#### [WHAT THIS TASK INVOLVES]
Check each line of the data for "into" and select those that have it.

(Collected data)
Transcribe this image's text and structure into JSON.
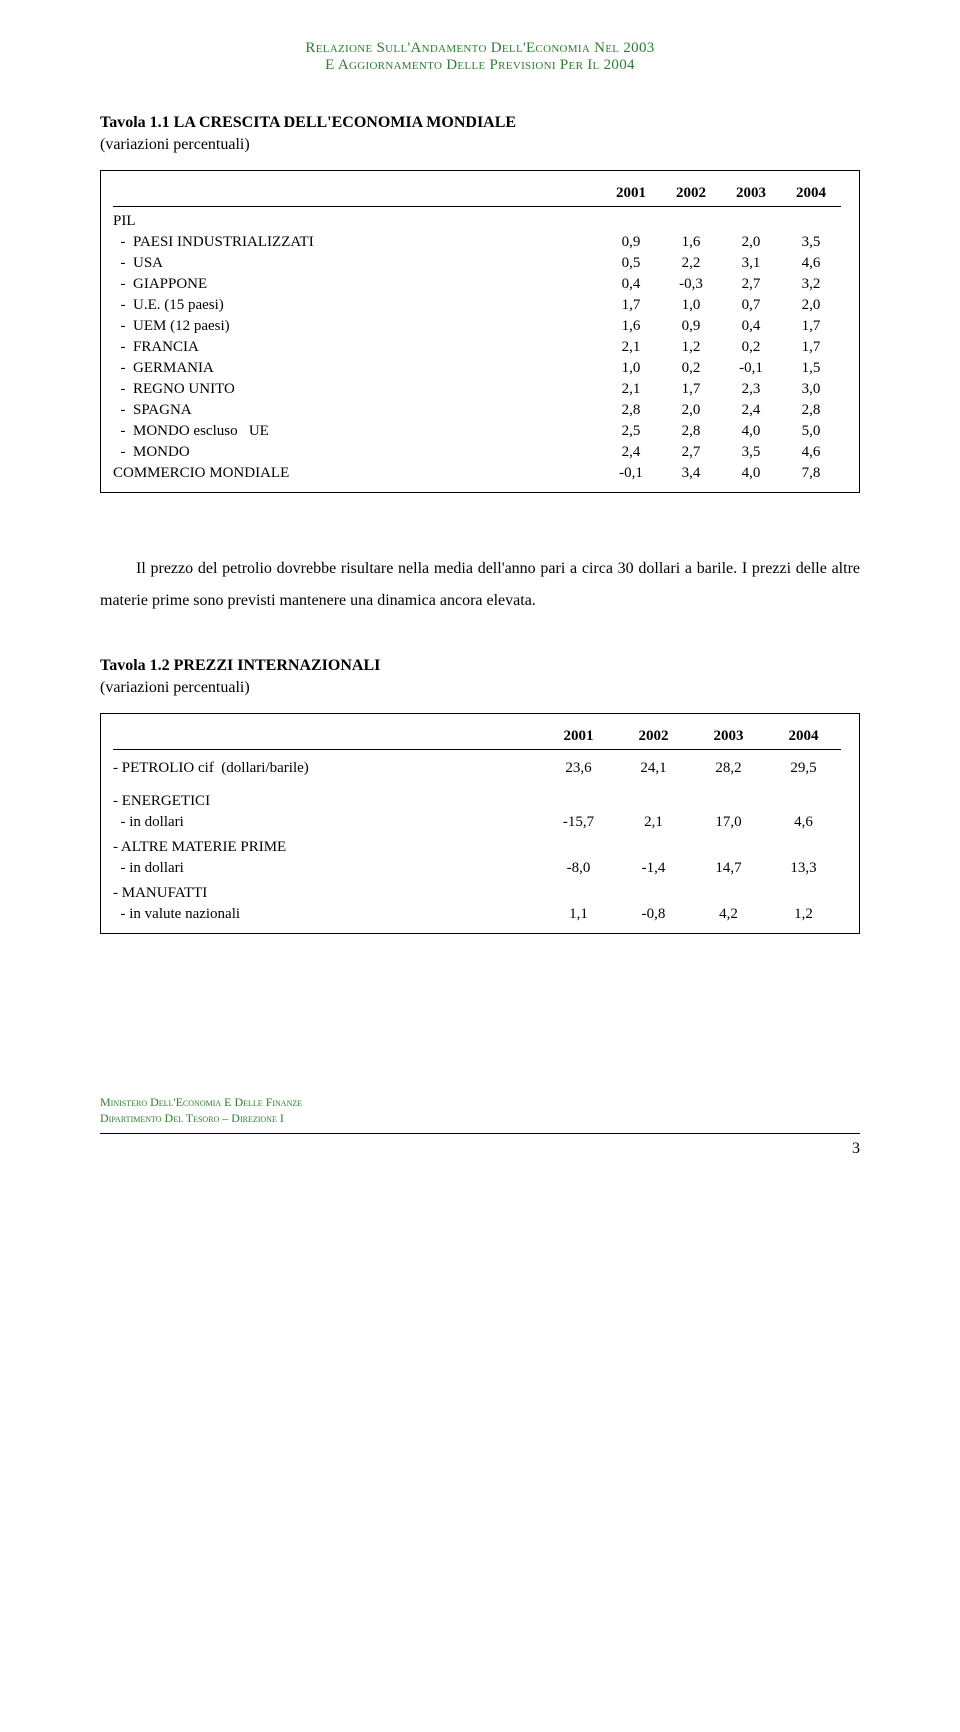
{
  "header": {
    "line1": "Relazione Sull'Andamento Dell'Economia Nel 2003",
    "line2": "E Aggiornamento Delle Previsioni Per Il 2004",
    "color": "#2e7d32"
  },
  "table1": {
    "title": "Tavola 1.1 LA CRESCITA DELL'ECONOMIA MONDIALE",
    "subtitle": "(variazioni percentuali)",
    "columns": [
      "",
      "2001",
      "2002",
      "2003",
      "2004"
    ],
    "rows": [
      {
        "label": "PIL",
        "values": [
          "",
          "",
          "",
          ""
        ],
        "section": true
      },
      {
        "label": "  -  PAESI INDUSTRIALIZZATI",
        "values": [
          "0,9",
          "1,6",
          "2,0",
          "3,5"
        ]
      },
      {
        "label": "  -  USA",
        "values": [
          "0,5",
          "2,2",
          "3,1",
          "4,6"
        ]
      },
      {
        "label": "  -  GIAPPONE",
        "values": [
          "0,4",
          "-0,3",
          "2,7",
          "3,2"
        ]
      },
      {
        "label": "  -  U.E. (15 paesi)",
        "values": [
          "1,7",
          "1,0",
          "0,7",
          "2,0"
        ]
      },
      {
        "label": "  -  UEM (12 paesi)",
        "values": [
          "1,6",
          "0,9",
          "0,4",
          "1,7"
        ]
      },
      {
        "label": "  -  FRANCIA",
        "values": [
          "2,1",
          "1,2",
          "0,2",
          "1,7"
        ]
      },
      {
        "label": "  -  GERMANIA",
        "values": [
          "1,0",
          "0,2",
          "-0,1",
          "1,5"
        ]
      },
      {
        "label": "  -  REGNO UNITO",
        "values": [
          "2,1",
          "1,7",
          "2,3",
          "3,0"
        ]
      },
      {
        "label": "  -  SPAGNA",
        "values": [
          "2,8",
          "2,0",
          "2,4",
          "2,8"
        ]
      },
      {
        "label": "  -  MONDO escluso   UE",
        "values": [
          "2,5",
          "2,8",
          "4,0",
          "5,0"
        ]
      },
      {
        "label": "  -  MONDO",
        "values": [
          "2,4",
          "2,7",
          "3,5",
          "4,6"
        ]
      },
      {
        "label": "COMMERCIO MONDIALE",
        "values": [
          "-0,1",
          "3,4",
          "4,0",
          "7,8"
        ]
      }
    ]
  },
  "paragraph": "Il prezzo del petrolio dovrebbe risultare nella media dell'anno pari a circa 30 dollari a barile. I prezzi delle altre materie prime sono previsti mantenere una dinamica ancora elevata.",
  "table2": {
    "title": "Tavola 1.2 PREZZI INTERNAZIONALI",
    "subtitle": "(variazioni percentuali)",
    "columns": [
      "",
      "2001",
      "2002",
      "2003",
      "2004"
    ],
    "rows": [
      {
        "label": "- PETROLIO cif  (dollari/barile)",
        "values": [
          "23,6",
          "24,1",
          "28,2",
          "29,5"
        ],
        "spaced": true
      },
      {
        "label": "- ENERGETICI",
        "values": [
          "",
          "",
          "",
          ""
        ],
        "section": true
      },
      {
        "label": "  - in dollari",
        "values": [
          "-15,7",
          "2,1",
          "17,0",
          "4,6"
        ]
      },
      {
        "label": "- ALTRE MATERIE PRIME",
        "values": [
          "",
          "",
          "",
          ""
        ],
        "section": true
      },
      {
        "label": "  - in dollari",
        "values": [
          "-8,0",
          "-1,4",
          "14,7",
          "13,3"
        ]
      },
      {
        "label": "- MANUFATTI",
        "values": [
          "",
          "",
          "",
          ""
        ],
        "section": true
      },
      {
        "label": "  - in valute nazionali",
        "values": [
          "1,1",
          "-0,8",
          "4,2",
          "1,2"
        ]
      }
    ]
  },
  "footer": {
    "line1": "Ministero Dell'Economia E Delle Finanze",
    "line2": "Dipartimento Del Tesoro – Direzione I",
    "color": "#2e7d32",
    "page_number": "3"
  }
}
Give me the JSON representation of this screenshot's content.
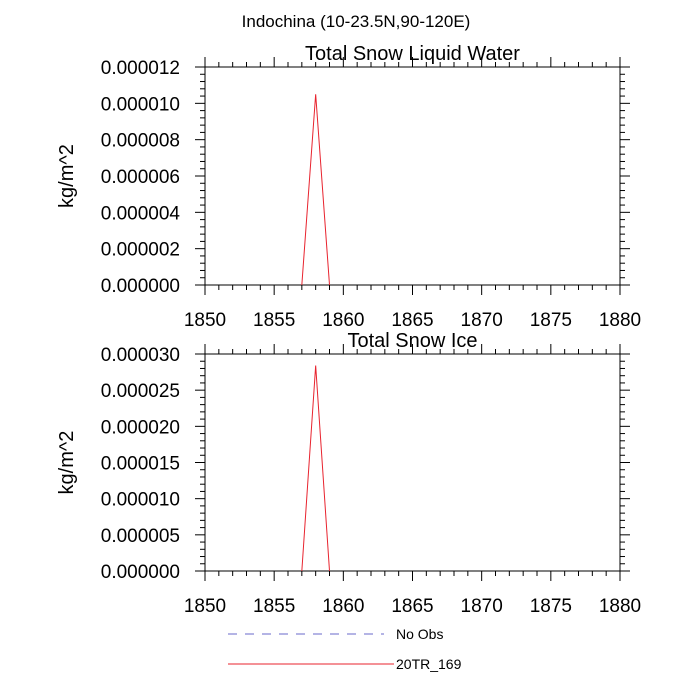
{
  "figure": {
    "title": "Indochina (10-23.5N,90-120E)",
    "colors": {
      "obs": "#6a6acb",
      "model": "#e8232e"
    }
  },
  "chart_data": [
    {
      "type": "line",
      "title": "Total Snow Liquid Water",
      "xlabel": "",
      "ylabel": "kg/m^2",
      "xlim": [
        1850,
        1880
      ],
      "ylim": [
        0,
        1.2e-05
      ],
      "xticks": [
        1850,
        1855,
        1860,
        1865,
        1870,
        1875,
        1880
      ],
      "xtick_labels": [
        "1850",
        "1855",
        "1860",
        "1865",
        "1870",
        "1875",
        "1880"
      ],
      "yticks": [
        0,
        2e-06,
        4e-06,
        6e-06,
        8e-06,
        1e-05,
        1.2e-05
      ],
      "ytick_labels": [
        "0.000000",
        "0.000002",
        "0.000004",
        "0.000006",
        "0.000008",
        "0.000010",
        "0.000012"
      ],
      "series": [
        {
          "name": "20TR_169",
          "color": "#e8232e",
          "x": [
            1857,
            1858,
            1859
          ],
          "y": [
            0,
            1.05e-05,
            0
          ]
        }
      ]
    },
    {
      "type": "line",
      "title": "Total Snow Ice",
      "xlabel": "",
      "ylabel": "kg/m^2",
      "xlim": [
        1850,
        1880
      ],
      "ylim": [
        0,
        3e-05
      ],
      "xticks": [
        1850,
        1855,
        1860,
        1865,
        1870,
        1875,
        1880
      ],
      "xtick_labels": [
        "1850",
        "1855",
        "1860",
        "1865",
        "1870",
        "1875",
        "1880"
      ],
      "yticks": [
        0,
        5e-06,
        1e-05,
        1.5e-05,
        2e-05,
        2.5e-05,
        3e-05
      ],
      "ytick_labels": [
        "0.000000",
        "0.000005",
        "0.000010",
        "0.000015",
        "0.000020",
        "0.000025",
        "0.000030"
      ],
      "series": [
        {
          "name": "20TR_169",
          "color": "#e8232e",
          "x": [
            1857,
            1858,
            1859
          ],
          "y": [
            0,
            2.84e-05,
            0
          ]
        }
      ]
    }
  ],
  "legend": {
    "position": "bottom",
    "items": [
      {
        "label": "No Obs",
        "style": "dashed",
        "color": "#6a6acb"
      },
      {
        "label": "20TR_169",
        "style": "solid",
        "color": "#e8232e"
      }
    ]
  }
}
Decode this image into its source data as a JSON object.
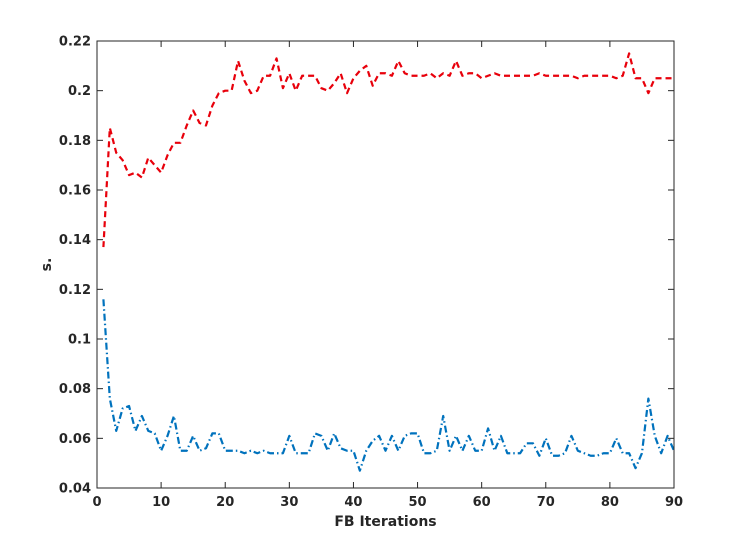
{
  "chart_data": {
    "type": "line",
    "xlabel": "FB Iterations",
    "ylabel": "s.",
    "xlim": [
      0,
      90
    ],
    "ylim": [
      0.04,
      0.22
    ],
    "xticks": [
      0,
      10,
      20,
      30,
      40,
      50,
      60,
      70,
      80,
      90
    ],
    "yticks": [
      0.04,
      0.06,
      0.08,
      0.1,
      0.12,
      0.14,
      0.16,
      0.18,
      0.2,
      0.22
    ],
    "xtick_labels": [
      "0",
      "10",
      "20",
      "30",
      "40",
      "50",
      "60",
      "70",
      "80",
      "90"
    ],
    "ytick_labels": [
      "0.04",
      "0.06",
      "0.08",
      "0.1",
      "0.12",
      "0.14",
      "0.16",
      "0.18",
      "0.2",
      "0.22"
    ],
    "grid": false,
    "series": [
      {
        "color": "#e8000b",
        "dash": "dashed",
        "x": [
          1,
          2,
          3,
          4,
          5,
          6,
          7,
          8,
          9,
          10,
          11,
          12,
          13,
          14,
          15,
          16,
          17,
          18,
          19,
          20,
          21,
          22,
          23,
          24,
          25,
          26,
          27,
          28,
          29,
          30,
          31,
          32,
          33,
          34,
          35,
          36,
          37,
          38,
          39,
          40,
          41,
          42,
          43,
          44,
          45,
          46,
          47,
          48,
          49,
          50,
          51,
          52,
          53,
          54,
          55,
          56,
          57,
          58,
          59,
          60,
          61,
          62,
          63,
          64,
          65,
          66,
          67,
          68,
          69,
          70,
          71,
          72,
          73,
          74,
          75,
          76,
          77,
          78,
          79,
          80,
          81,
          82,
          83,
          84,
          85,
          86,
          87,
          88,
          89,
          90
        ],
        "values": [
          0.137,
          0.185,
          0.175,
          0.172,
          0.166,
          0.167,
          0.165,
          0.173,
          0.17,
          0.167,
          0.174,
          0.179,
          0.179,
          0.186,
          0.192,
          0.187,
          0.186,
          0.194,
          0.199,
          0.2,
          0.2,
          0.212,
          0.204,
          0.199,
          0.2,
          0.206,
          0.206,
          0.213,
          0.201,
          0.207,
          0.2,
          0.206,
          0.206,
          0.206,
          0.201,
          0.2,
          0.203,
          0.207,
          0.199,
          0.205,
          0.208,
          0.21,
          0.202,
          0.207,
          0.207,
          0.206,
          0.212,
          0.207,
          0.206,
          0.206,
          0.206,
          0.207,
          0.205,
          0.207,
          0.206,
          0.212,
          0.206,
          0.207,
          0.207,
          0.205,
          0.206,
          0.207,
          0.206,
          0.206,
          0.206,
          0.206,
          0.206,
          0.206,
          0.207,
          0.206,
          0.206,
          0.206,
          0.206,
          0.206,
          0.205,
          0.206,
          0.206,
          0.206,
          0.206,
          0.206,
          0.205,
          0.206,
          0.215,
          0.205,
          0.205,
          0.199,
          0.205,
          0.205,
          0.205,
          0.205
        ]
      },
      {
        "color": "#0072bd",
        "dash": "dashdot",
        "x": [
          1,
          2,
          3,
          4,
          5,
          6,
          7,
          8,
          9,
          10,
          11,
          12,
          13,
          14,
          15,
          16,
          17,
          18,
          19,
          20,
          21,
          22,
          23,
          24,
          25,
          26,
          27,
          28,
          29,
          30,
          31,
          32,
          33,
          34,
          35,
          36,
          37,
          38,
          39,
          40,
          41,
          42,
          43,
          44,
          45,
          46,
          47,
          48,
          49,
          50,
          51,
          52,
          53,
          54,
          55,
          56,
          57,
          58,
          59,
          60,
          61,
          62,
          63,
          64,
          65,
          66,
          67,
          68,
          69,
          70,
          71,
          72,
          73,
          74,
          75,
          76,
          77,
          78,
          79,
          80,
          81,
          82,
          83,
          84,
          85,
          86,
          87,
          88,
          89,
          90
        ],
        "values": [
          0.116,
          0.076,
          0.063,
          0.072,
          0.073,
          0.063,
          0.069,
          0.063,
          0.062,
          0.055,
          0.061,
          0.069,
          0.055,
          0.055,
          0.061,
          0.055,
          0.056,
          0.062,
          0.062,
          0.055,
          0.055,
          0.055,
          0.054,
          0.055,
          0.054,
          0.055,
          0.054,
          0.054,
          0.054,
          0.061,
          0.054,
          0.054,
          0.054,
          0.062,
          0.061,
          0.055,
          0.062,
          0.056,
          0.055,
          0.055,
          0.047,
          0.055,
          0.059,
          0.061,
          0.055,
          0.061,
          0.055,
          0.061,
          0.062,
          0.062,
          0.054,
          0.054,
          0.055,
          0.069,
          0.055,
          0.061,
          0.055,
          0.061,
          0.055,
          0.055,
          0.064,
          0.055,
          0.061,
          0.054,
          0.054,
          0.054,
          0.058,
          0.058,
          0.053,
          0.06,
          0.053,
          0.053,
          0.054,
          0.061,
          0.055,
          0.054,
          0.053,
          0.053,
          0.054,
          0.054,
          0.06,
          0.054,
          0.054,
          0.048,
          0.054,
          0.076,
          0.061,
          0.054,
          0.061,
          0.055
        ]
      }
    ]
  }
}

#### [REPLY]
Transcribe this image's text and structure into JSON.
Decode this image into its source data as a JSON object.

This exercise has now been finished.